• Required work
Print all entries precisely as they are written.

• Data for the task
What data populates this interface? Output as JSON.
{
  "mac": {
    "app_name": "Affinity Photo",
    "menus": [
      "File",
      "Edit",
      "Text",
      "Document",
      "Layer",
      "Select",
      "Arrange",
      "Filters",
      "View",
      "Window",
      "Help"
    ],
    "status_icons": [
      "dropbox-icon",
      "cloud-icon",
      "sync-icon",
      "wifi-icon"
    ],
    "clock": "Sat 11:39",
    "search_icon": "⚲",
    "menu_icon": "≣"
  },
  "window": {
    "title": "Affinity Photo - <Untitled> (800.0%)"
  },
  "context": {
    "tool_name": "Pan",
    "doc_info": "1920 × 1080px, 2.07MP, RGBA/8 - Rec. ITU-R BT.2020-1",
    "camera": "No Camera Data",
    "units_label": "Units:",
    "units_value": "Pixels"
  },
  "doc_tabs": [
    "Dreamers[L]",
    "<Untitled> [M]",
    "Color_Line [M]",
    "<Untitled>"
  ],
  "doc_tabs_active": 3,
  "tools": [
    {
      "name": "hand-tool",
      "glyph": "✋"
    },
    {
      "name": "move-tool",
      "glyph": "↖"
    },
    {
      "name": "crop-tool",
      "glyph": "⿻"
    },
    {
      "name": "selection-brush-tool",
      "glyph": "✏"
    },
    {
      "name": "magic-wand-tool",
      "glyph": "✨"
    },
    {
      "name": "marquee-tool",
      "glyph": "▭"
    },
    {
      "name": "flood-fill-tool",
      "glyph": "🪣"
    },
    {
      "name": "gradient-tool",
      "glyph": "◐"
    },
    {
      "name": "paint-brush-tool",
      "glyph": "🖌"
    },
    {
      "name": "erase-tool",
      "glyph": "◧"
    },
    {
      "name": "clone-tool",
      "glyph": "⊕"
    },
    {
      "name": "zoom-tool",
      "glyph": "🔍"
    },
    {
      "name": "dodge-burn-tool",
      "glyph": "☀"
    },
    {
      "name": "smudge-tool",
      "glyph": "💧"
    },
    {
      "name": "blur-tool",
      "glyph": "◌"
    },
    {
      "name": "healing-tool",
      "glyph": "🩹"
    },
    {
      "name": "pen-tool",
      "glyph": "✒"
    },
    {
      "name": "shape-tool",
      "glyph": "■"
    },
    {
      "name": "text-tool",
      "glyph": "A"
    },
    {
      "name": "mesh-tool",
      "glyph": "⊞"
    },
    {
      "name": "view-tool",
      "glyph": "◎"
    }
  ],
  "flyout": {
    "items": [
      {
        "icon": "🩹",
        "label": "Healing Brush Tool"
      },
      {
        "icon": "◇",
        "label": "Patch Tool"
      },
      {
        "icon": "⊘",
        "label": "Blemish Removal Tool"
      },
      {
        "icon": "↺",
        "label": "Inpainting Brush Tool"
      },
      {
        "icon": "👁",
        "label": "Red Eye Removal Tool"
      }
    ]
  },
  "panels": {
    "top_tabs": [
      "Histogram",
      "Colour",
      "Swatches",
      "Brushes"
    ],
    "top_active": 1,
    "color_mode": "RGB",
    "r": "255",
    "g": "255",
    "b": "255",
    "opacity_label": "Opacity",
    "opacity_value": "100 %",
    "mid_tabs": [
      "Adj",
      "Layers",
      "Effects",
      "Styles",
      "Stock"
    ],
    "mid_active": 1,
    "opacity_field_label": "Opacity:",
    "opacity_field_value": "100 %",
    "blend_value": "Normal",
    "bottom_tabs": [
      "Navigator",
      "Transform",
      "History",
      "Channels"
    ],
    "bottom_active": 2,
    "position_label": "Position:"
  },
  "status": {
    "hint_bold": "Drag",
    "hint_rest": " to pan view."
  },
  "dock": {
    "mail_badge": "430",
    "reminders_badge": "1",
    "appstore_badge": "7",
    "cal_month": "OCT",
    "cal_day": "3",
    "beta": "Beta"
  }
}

• In response
What data populates this interface? Output as JSON.
{
  "mac": {
    "app_name": "Affinity Photo",
    "menus": [
      "File",
      "Edit",
      "Text",
      "Document",
      "Layer",
      "Select",
      "Arrange",
      "Filters",
      "View",
      "Window",
      "Help"
    ],
    "status_icons": [
      "dropbox-icon",
      "cloud-icon",
      "sync-icon",
      "wifi-icon"
    ],
    "clock": "Sat 11:39",
    "search_icon": "⚲",
    "menu_icon": "≣"
  },
  "window": {
    "title": "Affinity Photo - <Untitled> (800.0%)"
  },
  "context": {
    "tool_name": "Pan",
    "doc_info": "1920 × 1080px, 2.07MP, RGBA/8 - Rec. ITU-R BT.2020-1",
    "camera": "No Camera Data",
    "units_label": "Units:",
    "units_value": "Pixels"
  },
  "doc_tabs": [
    "Dreamers[L]",
    "<Untitled> [M]",
    "Color_Line [M]",
    "<Untitled>"
  ],
  "doc_tabs_active": 3,
  "tools": [
    {
      "name": "hand-tool",
      "glyph": "✋"
    },
    {
      "name": "move-tool",
      "glyph": "↖"
    },
    {
      "name": "crop-tool",
      "glyph": "⿻"
    },
    {
      "name": "selection-brush-tool",
      "glyph": "✏"
    },
    {
      "name": "magic-wand-tool",
      "glyph": "✨"
    },
    {
      "name": "marquee-tool",
      "glyph": "▭"
    },
    {
      "name": "flood-fill-tool",
      "glyph": "🪣"
    },
    {
      "name": "gradient-tool",
      "glyph": "◐"
    },
    {
      "name": "paint-brush-tool",
      "glyph": "🖌"
    },
    {
      "name": "erase-tool",
      "glyph": "◧"
    },
    {
      "name": "clone-tool",
      "glyph": "⊕"
    },
    {
      "name": "zoom-tool",
      "glyph": "🔍"
    },
    {
      "name": "dodge-burn-tool",
      "glyph": "☀"
    },
    {
      "name": "smudge-tool",
      "glyph": "💧"
    },
    {
      "name": "blur-tool",
      "glyph": "◌"
    },
    {
      "name": "healing-tool",
      "glyph": "🩹"
    },
    {
      "name": "pen-tool",
      "glyph": "✒"
    },
    {
      "name": "shape-tool",
      "glyph": "■"
    },
    {
      "name": "text-tool",
      "glyph": "A"
    },
    {
      "name": "mesh-tool",
      "glyph": "⊞"
    },
    {
      "name": "view-tool",
      "glyph": "◎"
    }
  ],
  "flyout": {
    "items": [
      {
        "icon": "🩹",
        "label": "Healing Brush Tool"
      },
      {
        "icon": "◇",
        "label": "Patch Tool"
      },
      {
        "icon": "⊘",
        "label": "Blemish Removal Tool"
      },
      {
        "icon": "↺",
        "label": "Inpainting Brush Tool"
      },
      {
        "icon": "👁",
        "label": "Red Eye Removal Tool"
      }
    ]
  },
  "panels": {
    "top_tabs": [
      "Histogram",
      "Colour",
      "Swatches",
      "Brushes"
    ],
    "top_active": 1,
    "color_mode": "RGB",
    "r": "255",
    "g": "255",
    "b": "255",
    "opacity_label": "Opacity",
    "opacity_value": "100 %",
    "mid_tabs": [
      "Adj",
      "Layers",
      "Effects",
      "Styles",
      "Stock"
    ],
    "mid_active": 1,
    "opacity_field_label": "Opacity:",
    "opacity_field_value": "100 %",
    "blend_value": "Normal",
    "bottom_tabs": [
      "Navigator",
      "Transform",
      "History",
      "Channels"
    ],
    "bottom_active": 2,
    "position_label": "Position:"
  },
  "status": {
    "hint_bold": "Drag",
    "hint_rest": " to pan view."
  },
  "dock": {
    "mail_badge": "430",
    "reminders_badge": "1",
    "appstore_badge": "7",
    "cal_month": "OCT",
    "cal_day": "3",
    "beta": "Beta"
  }
}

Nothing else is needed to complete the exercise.